Print each entry precisely; exclude the pictures.

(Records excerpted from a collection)
━━━━
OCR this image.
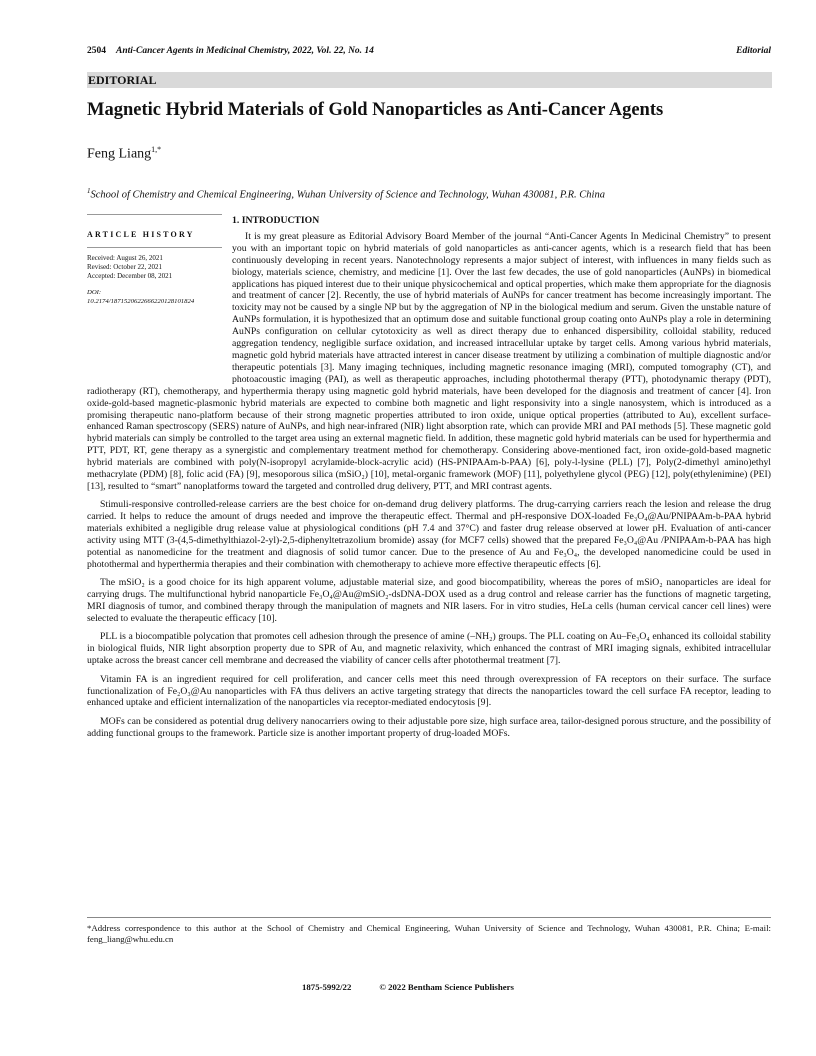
2504 Anti-Cancer Agents in Medicinal Chemistry, 2022, Vol. 22, No. 14	Editorial
EDITORIAL
Magnetic Hybrid Materials of Gold Nanoparticles as Anti-Cancer Agents
Feng Liang$^{1,*}$
$^1$School of Chemistry and Chemical Engineering, Wuhan University of Science and Technology, Wuhan 430081, P.R. China
ARTICLE HISTORY
Received: August 26, 2021
Revised: October 22, 2021
Accepted: December 08, 2021
DOI:
10.2174/1871520622666220128101824
1. INTRODUCTION

It is my great pleasure as Editorial Advisory Board Member of the journal “Anti-Cancer Agents In Medicinal Chemistry” to present you with an important topic on hybrid materials of gold nanoparticles as anti-cancer agents, which is a research field that has been continuously developing in recent years. Nanotechnology represents a major subject of interest, with influences in many fields such as biology, materials science, chemistry, and medicine [1]. Over the last few decades, the use of gold nanoparticles (AuNPs) in biomedical applications has piqued interest due to their unique physicochemical and optical properties, which make them appropriate for the diagnosis and treatment of cancer [2]. Recently, the use of hybrid materials of AuNPs for cancer treatment has become increasingly important. The toxicity may not be caused by a single NP but by the aggregation of NP in the biological medium and serum. Given the unstable nature of AuNPs formulation, it is hypothesized that an optimum dose and suitable functional group coating onto AuNPs play a role in determining AuNPs configuration on cellular cytotoxicity as well as direct therapy due to enhanced dispersibility, colloidal stability, reduced aggregation tendency, negligible surface oxidation, and increased intracellular uptake by target cells. Among various hybrid materials, magnetic gold hybrid materials have attracted interest in cancer disease treatment by utilizing a combination of multiple diagnostic and/or therapeutic potentials [3]. Many imaging techniques, including magnetic resonance imaging (MRI), computed tomography (CT), and photoacoustic imaging (PAI), as well as therapeutic approaches, including photothermal therapy (PTT), photodynamic therapy (PDT), radiotherapy (RT), chemotherapy, and hyperthermia therapy using magnetic gold hybrid materials, have been developed for the diagnosis and treatment of cancer [4]. Iron oxide-gold-based magnetic-plasmonic hybrid materials are expected to combine both magnetic and light responsivity into a single nanosystem, which is introduced as a promising therapeutic nano-platform because of their strong magnetic properties attributed to iron oxide, unique optical properties (attributed to Au), excellent surface-enhanced Raman spectroscopy (SERS) nature of AuNPs, and high near-infrared (NIR) light absorption rate, which can provide MRI and PAI methods [5]. These magnetic gold hybrid materials can simply be controlled to the target area using an external magnetic field. In addition, these magnetic gold hybrid materials can be used for hyperthermia and PTT, PDT, RT, gene therapy as a synergistic and complementary treatment method for chemotherapy. Considering above-mentioned fact, iron oxide-gold-based magnetic hybrid materials are combined with poly(N-isopropyl acrylamide-block-acrylic acid) (HS-PNIPAAm-b-PAA) [6], poly-l-lysine (PLL) [7], Poly(2-dimethyl amino)ethyl methacrylate (PDM) [8], folic acid (FA) [9], mesoporous silica (mSiO₂) [10], metal-organic framework (MOF) [11], polyethylene glycol (PEG) [12], poly(ethylenimine) (PEI) [13], resulted to “smart” nanoplatforms toward the targeted and controlled drug delivery, PTT, and MRI contrast agents.

Stimuli-responsive controlled-release carriers are the best choice for on-demand drug delivery platforms. The drug-carrying carriers reach the lesion and release the drug carried. It helps to reduce the amount of drugs needed and improve the therapeutic effect. Thermal and pH-responsive DOX-loaded Fe₃O₄@Au/PNIPAAm-b-PAA hybrid materials exhibited a negligible drug release value at physiological conditions (pH 7.4 and 37°C) and faster drug release observed at lower pH. Evaluation of anti-cancer activity using MTT (3-(4,5-dimethylthiazol-2-yl)-2,5-diphenyltetrazolium bromide) assay (for MCF7 cells) showed that the prepared Fe₃O₄@Au /PNIPAAm-b-PAA has high potential as nanomedicine for the treatment and diagnosis of solid tumor cancer. Due to the presence of Au and Fe₃O₄, the developed nanomedicine could be used in photothermal and hyperthermia therapies and their combination with chemotherapy to achieve more effective therapeutic effects [6].

The mSiO₂ is a good choice for its high apparent volume, adjustable material size, and good biocompatibility, whereas the pores of mSiO₂ nanoparticles are ideal for carrying drugs. The multifunctional hybrid nanoparticle Fe₃O₄@Au@mSiO₂-dsDNA-DOX used as a drug control and release carrier has the functions of magnetic targeting, MRI diagnosis of tumor, and combined therapy through the manipulation of magnets and NIR lasers. For in vitro studies, HeLa cells (human cervical cancer cell lines) were selected to evaluate the therapeutic efficacy [10].

PLL is a biocompatible polycation that promotes cell adhesion through the presence of amine (–NH₂) groups. The PLL coating on Au–Fe₃O₄ enhanced its colloidal stability in biological fluids, NIR light absorption property due to SPR of Au, and magnetic relaxivity, which enhanced the contrast of MRI imaging signals, exhibited intracellular uptake across the breast cancer cell membrane and decreased the viability of cancer cells after photothermal treatment [7].

Vitamin FA is an ingredient required for cell proliferation, and cancer cells meet this need through overexpression of FA receptors on their surface. The surface functionalization of Fe₂O₃@Au nanoparticles with FA thus delivers an active targeting strategy that directs the nanoparticles toward the cell surface FA receptor, leading to enhanced uptake and efficient internalization of the nanoparticles via receptor-mediated endocytosis [9].

MOFs can be considered as potential drug delivery nanocarriers owing to their adjustable pore size, high surface area, tailor-designed porous structure, and the possibility of adding functional groups to the framework. Particle size is another important property of drug-loaded MOFs.

*Address correspondence to this author at the School of Chemistry and Chemical Engineering, Wuhan University of Science and Technology, Wuhan 430081, P.R. China; E-mail: feng_liang@whu.edu.cn
1875-5992/22	© 2022 Bentham Science Publishers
━━━━
▶ **Exercise solution**
OCR this image.
2504 Anti-Cancer Agents in Medicinal Chemistry, 2022, Vol. 22, No. 14	Editorial
EDITORIAL
Magnetic Hybrid Materials of Gold Nanoparticles as Anti-Cancer Agents
Feng Liang$^{1,*}$
$^1$School of Chemistry and Chemical Engineering, Wuhan University of Science and Technology, Wuhan 430081, P.R. China
ARTICLE HISTORY
Received: August 26, 2021
Revised: October 22, 2021
Accepted: December 08, 2021
DOI:
10.2174/1871520622666220128101824
1. INTRODUCTION

It is my great pleasure as Editorial Advisory Board Member of the journal “Anti-Cancer Agents In Medicinal Chemistry” to present you with an important topic on hybrid materials of gold nanoparticles as anti-cancer agents, which is a research field that has been continuously developing in recent years. Nanotechnology represents a major subject of interest, with influences in many fields such as biology, materials science, chemistry, and medicine [1]. Over the last few decades, the use of gold nanoparticles (AuNPs) in biomedical applications has piqued interest due to their unique physicochemical and optical properties, which make them appropriate for the diagnosis and treatment of cancer [2]. Recently, the use of hybrid materials of AuNPs for cancer treatment has become increasingly important. The toxicity may not be caused by a single NP but by the aggregation of NP in the biological medium and serum. Given the unstable nature of AuNPs formulation, it is hypothesized that an optimum dose and suitable functional group coating onto AuNPs play a role in determining AuNPs configuration on cellular cytotoxicity as well as direct therapy due to enhanced dispersibility, colloidal stability, reduced aggregation tendency, negligible surface oxidation, and increased intracellular uptake by target cells. Among various hybrid materials, magnetic gold hybrid materials have attracted interest in cancer disease treatment by utilizing a combination of multiple diagnostic and/or therapeutic potentials [3]. Many imaging techniques, including magnetic resonance imaging (MRI), computed tomography (CT), and photoacoustic imaging (PAI), as well as therapeutic approaches, including photothermal therapy (PTT), photodynamic therapy (PDT), radiotherapy (RT), chemotherapy, and hyperthermia therapy using magnetic gold hybrid materials, have been developed for the diagnosis and treatment of cancer [4]. Iron oxide-gold-based magnetic-plasmonic hybrid materials are expected to combine both magnetic and light responsivity into a single nanosystem, which is introduced as a promising therapeutic nano-platform because of their strong magnetic properties attributed to iron oxide, unique optical properties (attributed to Au), excellent surface-enhanced Raman spectroscopy (SERS) nature of AuNPs, and high near-infrared (NIR) light absorption rate, which can provide MRI and PAI methods [5]. These magnetic gold hybrid materials can simply be controlled to the target area using an external magnetic field. In addition, these magnetic gold hybrid materials can be used for hyperthermia and PTT, PDT, RT, gene therapy as a synergistic and complementary treatment method for chemotherapy. Considering above-mentioned fact, iron oxide-gold-based magnetic hybrid materials are combined with poly(N-isopropyl acrylamide-block-acrylic acid) (HS-PNIPAAm-b-PAA) [6], poly-l-lysine (PLL) [7], Poly(2-dimethyl amino)ethyl methacrylate (PDM) [8], folic acid (FA) [9], mesoporous silica (mSiO₂) [10], metal-organic framework (MOF) [11], polyethylene glycol (PEG) [12], poly(ethylenimine) (PEI) [13], resulted to “smart” nanoplatforms toward the targeted and controlled drug delivery, PTT, and MRI contrast agents.

Stimuli-responsive controlled-release carriers are the best choice for on-demand drug delivery platforms. The drug-carrying carriers reach the lesion and release the drug carried. It helps to reduce the amount of drugs needed and improve the therapeutic effect. Thermal and pH-responsive DOX-loaded Fe₃O₄@Au/PNIPAAm-b-PAA hybrid materials exhibited a negligible drug release value at physiological conditions (pH 7.4 and 37°C) and faster drug release observed at lower pH. Evaluation of anti-cancer activity using MTT (3-(4,5-dimethylthiazol-2-yl)-2,5-diphenyltetrazolium bromide) assay (for MCF7 cells) showed that the prepared Fe₃O₄@Au /PNIPAAm-b-PAA has high potential as nanomedicine for the treatment and diagnosis of solid tumor cancer. Due to the presence of Au and Fe₃O₄, the developed nanomedicine could be used in photothermal and hyperthermia therapies and their combination with chemotherapy to achieve more effective therapeutic effects [6].

The mSiO₂ is a good choice for its high apparent volume, adjustable material size, and good biocompatibility, whereas the pores of mSiO₂ nanoparticles are ideal for carrying drugs. The multifunctional hybrid nanoparticle Fe₃O₄@Au@mSiO₂-dsDNA-DOX used as a drug control and release carrier has the functions of magnetic targeting, MRI diagnosis of tumor, and combined therapy through the manipulation of magnets and NIR lasers. For in vitro studies, HeLa cells (human cervical cancer cell lines) were selected to evaluate the therapeutic efficacy [10].

PLL is a biocompatible polycation that promotes cell adhesion through the presence of amine (–NH₂) groups. The PLL coating on Au–Fe₃O₄ enhanced its colloidal stability in biological fluids, NIR light absorption property due to SPR of Au, and magnetic relaxivity, which enhanced the contrast of MRI imaging signals, exhibited intracellular uptake across the breast cancer cell membrane and decreased the viability of cancer cells after photothermal treatment [7].

Vitamin FA is an ingredient required for cell proliferation, and cancer cells meet this need through overexpression of FA receptors on their surface. The surface functionalization of Fe₂O₃@Au nanoparticles with FA thus delivers an active targeting strategy that directs the nanoparticles toward the cell surface FA receptor, leading to enhanced uptake and efficient internalization of the nanoparticles via receptor-mediated endocytosis [9].

MOFs can be considered as potential drug delivery nanocarriers owing to their adjustable pore size, high surface area, tailor-designed porous structure, and the possibility of adding functional groups to the framework. Particle size is another important property of drug-loaded MOFs.

*Address correspondence to this author at the School of Chemistry and Chemical Engineering, Wuhan University of Science and Technology, Wuhan 430081, P.R. China; E-mail: feng_liang@whu.edu.cn
1875-5992/22	© 2022 Bentham Science Publishers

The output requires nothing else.